(Dataset excerpt)
....

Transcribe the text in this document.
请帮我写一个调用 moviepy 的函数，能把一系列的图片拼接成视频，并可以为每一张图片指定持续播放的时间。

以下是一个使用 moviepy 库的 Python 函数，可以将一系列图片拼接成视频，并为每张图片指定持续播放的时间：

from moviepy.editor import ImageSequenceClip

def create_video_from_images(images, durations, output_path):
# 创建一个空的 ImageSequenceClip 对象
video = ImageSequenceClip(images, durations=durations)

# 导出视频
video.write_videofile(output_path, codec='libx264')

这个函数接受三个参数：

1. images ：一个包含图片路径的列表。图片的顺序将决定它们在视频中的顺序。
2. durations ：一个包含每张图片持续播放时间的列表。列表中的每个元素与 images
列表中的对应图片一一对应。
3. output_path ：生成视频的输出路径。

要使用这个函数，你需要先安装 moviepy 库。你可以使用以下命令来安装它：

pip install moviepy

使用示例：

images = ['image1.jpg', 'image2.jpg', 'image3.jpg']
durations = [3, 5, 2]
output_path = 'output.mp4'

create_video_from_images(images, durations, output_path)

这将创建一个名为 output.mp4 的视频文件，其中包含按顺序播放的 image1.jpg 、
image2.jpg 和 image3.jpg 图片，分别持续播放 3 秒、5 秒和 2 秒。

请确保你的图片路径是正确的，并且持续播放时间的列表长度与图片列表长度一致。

....

Reproduce the material above exactly; please quote every line of it.

The response:
Transcribe the text in this document.
请帮我写一个调用 moviepy 的函数，能把一系列的图片拼接成视频，并可以为每一张图片指定持续播放的时间。

以下是一个使用 moviepy 库的 Python 函数，可以将一系列图片拼接成视频，并为每张图片指定持续播放的时间：

from moviepy.editor import ImageSequenceClip

def create_video_from_images(images, durations, output_path):
# 创建一个空的 ImageSequenceClip 对象
video = ImageSequenceClip(images, durations=durations)

# 导出视频
video.write_videofile(output_path, codec='libx264')

这个函数接受三个参数：

1. images ：一个包含图片路径的列表。图片的顺序将决定它们在视频中的顺序。
2. durations ：一个包含每张图片持续播放时间的列表。列表中的每个元素与 images
列表中的对应图片一一对应。
3. output_path ：生成视频的输出路径。

要使用这个函数，你需要先安装 moviepy 库。你可以使用以下命令来安装它：

pip install moviepy

使用示例：

images = ['image1.jpg', 'image2.jpg', 'image3.jpg']
durations = [3, 5, 2]
output_path = 'output.mp4'

create_video_from_images(images, durations, output_path)

这将创建一个名为 output.mp4 的视频文件，其中包含按顺序播放的 image1.jpg 、
image2.jpg 和 image3.jpg 图片，分别持续播放 3 秒、5 秒和 2 秒。

请确保你的图片路径是正确的，并且持续播放时间的列表长度与图片列表长度一致。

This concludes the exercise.